** REQUIRED WORK **
The listing below must be repeated word for word, with its images excluded.

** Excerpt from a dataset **
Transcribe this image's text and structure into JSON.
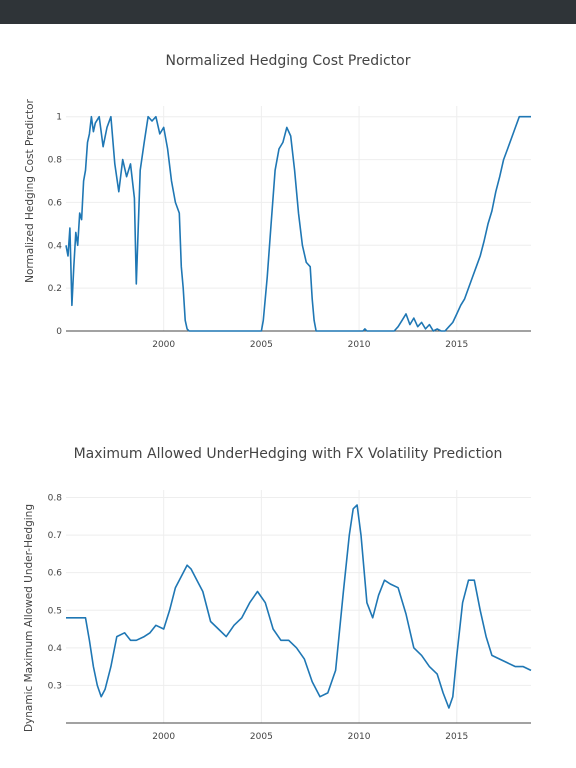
{
  "chart_data": [
    {
      "type": "line",
      "title": "Normalized Hedging Cost Predictor",
      "xlabel": "",
      "ylabel": "Normalized Hedging Cost Predictor",
      "xlim": [
        1995.0,
        2018.8
      ],
      "ylim": [
        0,
        1.05
      ],
      "xticks": [
        2000,
        2005,
        2010,
        2015
      ],
      "yticks": [
        0,
        0.2,
        0.4,
        0.6,
        0.8,
        1
      ],
      "xtick_labels": [
        "2000",
        "2005",
        "2010",
        "2015"
      ],
      "ytick_labels": [
        "0",
        "0.2",
        "0.4",
        "0.6",
        "0.8",
        "1"
      ],
      "grid": true,
      "color": "#1f77b4",
      "series": [
        {
          "x": [
            1995.0,
            1995.1,
            1995.2,
            1995.3,
            1995.4,
            1995.5,
            1995.6,
            1995.7,
            1995.8,
            1995.9,
            1996.0,
            1996.1,
            1996.2,
            1996.3,
            1996.4,
            1996.5,
            1996.7,
            1996.9,
            1997.1,
            1997.3,
            1997.5,
            1997.7,
            1997.9,
            1998.1,
            1998.3,
            1998.5,
            1998.6,
            1998.8,
            1999.0,
            1999.2,
            1999.4,
            1999.6,
            1999.8,
            2000.0,
            2000.2,
            2000.4,
            2000.6,
            2000.8,
            2000.9,
            2001.0,
            2001.1,
            2001.2,
            2001.3,
            2005.0,
            2005.1,
            2005.3,
            2005.5,
            2005.7,
            2005.9,
            2006.1,
            2006.3,
            2006.5,
            2006.7,
            2006.9,
            2007.1,
            2007.3,
            2007.5,
            2007.6,
            2007.7,
            2007.8,
            2010.2,
            2010.3,
            2010.4,
            2010.5,
            2011.5,
            2011.8,
            2012.0,
            2012.2,
            2012.4,
            2012.6,
            2012.8,
            2013.0,
            2013.2,
            2013.4,
            2013.6,
            2013.8,
            2014.0,
            2014.2,
            2014.4,
            2014.6,
            2014.8,
            2015.0,
            2015.2,
            2015.4,
            2015.6,
            2015.8,
            2016.0,
            2016.2,
            2016.4,
            2016.6,
            2016.8,
            2017.0,
            2017.2,
            2017.4,
            2017.6,
            2017.8,
            2018.0,
            2018.2,
            2018.4,
            2018.8
          ],
          "y": [
            0.4,
            0.35,
            0.48,
            0.12,
            0.3,
            0.46,
            0.4,
            0.55,
            0.52,
            0.7,
            0.75,
            0.88,
            0.92,
            1.0,
            0.93,
            0.97,
            1.0,
            0.86,
            0.95,
            1.0,
            0.78,
            0.65,
            0.8,
            0.72,
            0.78,
            0.62,
            0.22,
            0.75,
            0.88,
            1.0,
            0.98,
            1.0,
            0.92,
            0.95,
            0.85,
            0.7,
            0.6,
            0.55,
            0.3,
            0.2,
            0.05,
            0.01,
            0.0,
            0.0,
            0.05,
            0.25,
            0.5,
            0.75,
            0.85,
            0.88,
            0.95,
            0.91,
            0.75,
            0.55,
            0.4,
            0.32,
            0.3,
            0.15,
            0.05,
            0.0,
            0.0,
            0.01,
            0.0,
            0.0,
            0.0,
            0.0,
            0.02,
            0.05,
            0.08,
            0.03,
            0.06,
            0.02,
            0.04,
            0.01,
            0.03,
            0.0,
            0.01,
            0.0,
            0.0,
            0.02,
            0.04,
            0.08,
            0.12,
            0.15,
            0.2,
            0.25,
            0.3,
            0.35,
            0.42,
            0.5,
            0.56,
            0.65,
            0.72,
            0.8,
            0.85,
            0.9,
            0.95,
            1.0,
            1.0,
            1.0
          ]
        }
      ]
    },
    {
      "type": "line",
      "title": "Maximum Allowed UnderHedging with FX Volatility Prediction",
      "xlabel": "",
      "ylabel": "Dynamic Maximum Allowed Under-Hedging",
      "xlim": [
        1995.0,
        2018.8
      ],
      "ylim": [
        0.2,
        0.82
      ],
      "xticks": [
        2000,
        2005,
        2010,
        2015
      ],
      "yticks": [
        0.3,
        0.4,
        0.5,
        0.6,
        0.7,
        0.8
      ],
      "xtick_labels": [
        "2000",
        "2005",
        "2010",
        "2015"
      ],
      "ytick_labels": [
        "0.3",
        "0.4",
        "0.5",
        "0.6",
        "0.7",
        "0.8"
      ],
      "grid": true,
      "color": "#1f77b4",
      "series": [
        {
          "x": [
            1995.0,
            1995.5,
            1996.0,
            1996.2,
            1996.4,
            1996.6,
            1996.8,
            1997.0,
            1997.3,
            1997.6,
            1998.0,
            1998.3,
            1998.6,
            1999.0,
            1999.3,
            1999.6,
            2000.0,
            2000.3,
            2000.6,
            2001.0,
            2001.2,
            2001.4,
            2001.7,
            2002.0,
            2002.4,
            2002.8,
            2003.2,
            2003.6,
            2004.0,
            2004.4,
            2004.8,
            2005.2,
            2005.6,
            2006.0,
            2006.4,
            2006.8,
            2007.2,
            2007.6,
            2008.0,
            2008.4,
            2008.8,
            2009.2,
            2009.5,
            2009.7,
            2009.9,
            2010.1,
            2010.4,
            2010.7,
            2011.0,
            2011.3,
            2011.6,
            2012.0,
            2012.4,
            2012.8,
            2013.2,
            2013.6,
            2014.0,
            2014.3,
            2014.6,
            2014.8,
            2015.0,
            2015.3,
            2015.6,
            2015.9,
            2016.2,
            2016.5,
            2016.8,
            2017.2,
            2017.6,
            2018.0,
            2018.4,
            2018.8
          ],
          "y": [
            0.48,
            0.48,
            0.48,
            0.42,
            0.35,
            0.3,
            0.27,
            0.29,
            0.35,
            0.43,
            0.44,
            0.42,
            0.42,
            0.43,
            0.44,
            0.46,
            0.45,
            0.5,
            0.56,
            0.6,
            0.62,
            0.61,
            0.58,
            0.55,
            0.47,
            0.45,
            0.43,
            0.46,
            0.48,
            0.52,
            0.55,
            0.52,
            0.45,
            0.42,
            0.42,
            0.4,
            0.37,
            0.31,
            0.27,
            0.28,
            0.34,
            0.55,
            0.7,
            0.77,
            0.78,
            0.7,
            0.52,
            0.48,
            0.54,
            0.58,
            0.57,
            0.56,
            0.49,
            0.4,
            0.38,
            0.35,
            0.33,
            0.28,
            0.24,
            0.27,
            0.38,
            0.52,
            0.58,
            0.58,
            0.5,
            0.43,
            0.38,
            0.37,
            0.36,
            0.35,
            0.35,
            0.34
          ]
        }
      ]
    }
  ]
}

** EXPECTED ANSWER **
Transcribe this image's text and structure into JSON.
{
  "chart_data": [
    {
      "type": "line",
      "title": "Normalized Hedging Cost Predictor",
      "xlabel": "",
      "ylabel": "Normalized Hedging Cost Predictor",
      "xlim": [
        1995.0,
        2018.8
      ],
      "ylim": [
        0,
        1.05
      ],
      "xticks": [
        2000,
        2005,
        2010,
        2015
      ],
      "yticks": [
        0,
        0.2,
        0.4,
        0.6,
        0.8,
        1
      ],
      "xtick_labels": [
        "2000",
        "2005",
        "2010",
        "2015"
      ],
      "ytick_labels": [
        "0",
        "0.2",
        "0.4",
        "0.6",
        "0.8",
        "1"
      ],
      "grid": true,
      "color": "#1f77b4",
      "series": [
        {
          "x": [
            1995.0,
            1995.1,
            1995.2,
            1995.3,
            1995.4,
            1995.5,
            1995.6,
            1995.7,
            1995.8,
            1995.9,
            1996.0,
            1996.1,
            1996.2,
            1996.3,
            1996.4,
            1996.5,
            1996.7,
            1996.9,
            1997.1,
            1997.3,
            1997.5,
            1997.7,
            1997.9,
            1998.1,
            1998.3,
            1998.5,
            1998.6,
            1998.8,
            1999.0,
            1999.2,
            1999.4,
            1999.6,
            1999.8,
            2000.0,
            2000.2,
            2000.4,
            2000.6,
            2000.8,
            2000.9,
            2001.0,
            2001.1,
            2001.2,
            2001.3,
            2005.0,
            2005.1,
            2005.3,
            2005.5,
            2005.7,
            2005.9,
            2006.1,
            2006.3,
            2006.5,
            2006.7,
            2006.9,
            2007.1,
            2007.3,
            2007.5,
            2007.6,
            2007.7,
            2007.8,
            2010.2,
            2010.3,
            2010.4,
            2010.5,
            2011.5,
            2011.8,
            2012.0,
            2012.2,
            2012.4,
            2012.6,
            2012.8,
            2013.0,
            2013.2,
            2013.4,
            2013.6,
            2013.8,
            2014.0,
            2014.2,
            2014.4,
            2014.6,
            2014.8,
            2015.0,
            2015.2,
            2015.4,
            2015.6,
            2015.8,
            2016.0,
            2016.2,
            2016.4,
            2016.6,
            2016.8,
            2017.0,
            2017.2,
            2017.4,
            2017.6,
            2017.8,
            2018.0,
            2018.2,
            2018.4,
            2018.8
          ],
          "y": [
            0.4,
            0.35,
            0.48,
            0.12,
            0.3,
            0.46,
            0.4,
            0.55,
            0.52,
            0.7,
            0.75,
            0.88,
            0.92,
            1.0,
            0.93,
            0.97,
            1.0,
            0.86,
            0.95,
            1.0,
            0.78,
            0.65,
            0.8,
            0.72,
            0.78,
            0.62,
            0.22,
            0.75,
            0.88,
            1.0,
            0.98,
            1.0,
            0.92,
            0.95,
            0.85,
            0.7,
            0.6,
            0.55,
            0.3,
            0.2,
            0.05,
            0.01,
            0.0,
            0.0,
            0.05,
            0.25,
            0.5,
            0.75,
            0.85,
            0.88,
            0.95,
            0.91,
            0.75,
            0.55,
            0.4,
            0.32,
            0.3,
            0.15,
            0.05,
            0.0,
            0.0,
            0.01,
            0.0,
            0.0,
            0.0,
            0.0,
            0.02,
            0.05,
            0.08,
            0.03,
            0.06,
            0.02,
            0.04,
            0.01,
            0.03,
            0.0,
            0.01,
            0.0,
            0.0,
            0.02,
            0.04,
            0.08,
            0.12,
            0.15,
            0.2,
            0.25,
            0.3,
            0.35,
            0.42,
            0.5,
            0.56,
            0.65,
            0.72,
            0.8,
            0.85,
            0.9,
            0.95,
            1.0,
            1.0,
            1.0
          ]
        }
      ]
    },
    {
      "type": "line",
      "title": "Maximum Allowed UnderHedging with FX Volatility Prediction",
      "xlabel": "",
      "ylabel": "Dynamic Maximum Allowed Under-Hedging",
      "xlim": [
        1995.0,
        2018.8
      ],
      "ylim": [
        0.2,
        0.82
      ],
      "xticks": [
        2000,
        2005,
        2010,
        2015
      ],
      "yticks": [
        0.3,
        0.4,
        0.5,
        0.6,
        0.7,
        0.8
      ],
      "xtick_labels": [
        "2000",
        "2005",
        "2010",
        "2015"
      ],
      "ytick_labels": [
        "0.3",
        "0.4",
        "0.5",
        "0.6",
        "0.7",
        "0.8"
      ],
      "grid": true,
      "color": "#1f77b4",
      "series": [
        {
          "x": [
            1995.0,
            1995.5,
            1996.0,
            1996.2,
            1996.4,
            1996.6,
            1996.8,
            1997.0,
            1997.3,
            1997.6,
            1998.0,
            1998.3,
            1998.6,
            1999.0,
            1999.3,
            1999.6,
            2000.0,
            2000.3,
            2000.6,
            2001.0,
            2001.2,
            2001.4,
            2001.7,
            2002.0,
            2002.4,
            2002.8,
            2003.2,
            2003.6,
            2004.0,
            2004.4,
            2004.8,
            2005.2,
            2005.6,
            2006.0,
            2006.4,
            2006.8,
            2007.2,
            2007.6,
            2008.0,
            2008.4,
            2008.8,
            2009.2,
            2009.5,
            2009.7,
            2009.9,
            2010.1,
            2010.4,
            2010.7,
            2011.0,
            2011.3,
            2011.6,
            2012.0,
            2012.4,
            2012.8,
            2013.2,
            2013.6,
            2014.0,
            2014.3,
            2014.6,
            2014.8,
            2015.0,
            2015.3,
            2015.6,
            2015.9,
            2016.2,
            2016.5,
            2016.8,
            2017.2,
            2017.6,
            2018.0,
            2018.4,
            2018.8
          ],
          "y": [
            0.48,
            0.48,
            0.48,
            0.42,
            0.35,
            0.3,
            0.27,
            0.29,
            0.35,
            0.43,
            0.44,
            0.42,
            0.42,
            0.43,
            0.44,
            0.46,
            0.45,
            0.5,
            0.56,
            0.6,
            0.62,
            0.61,
            0.58,
            0.55,
            0.47,
            0.45,
            0.43,
            0.46,
            0.48,
            0.52,
            0.55,
            0.52,
            0.45,
            0.42,
            0.42,
            0.4,
            0.37,
            0.31,
            0.27,
            0.28,
            0.34,
            0.55,
            0.7,
            0.77,
            0.78,
            0.7,
            0.52,
            0.48,
            0.54,
            0.58,
            0.57,
            0.56,
            0.49,
            0.4,
            0.38,
            0.35,
            0.33,
            0.28,
            0.24,
            0.27,
            0.38,
            0.52,
            0.58,
            0.58,
            0.5,
            0.43,
            0.38,
            0.37,
            0.36,
            0.35,
            0.35,
            0.34
          ]
        }
      ]
    }
  ]
}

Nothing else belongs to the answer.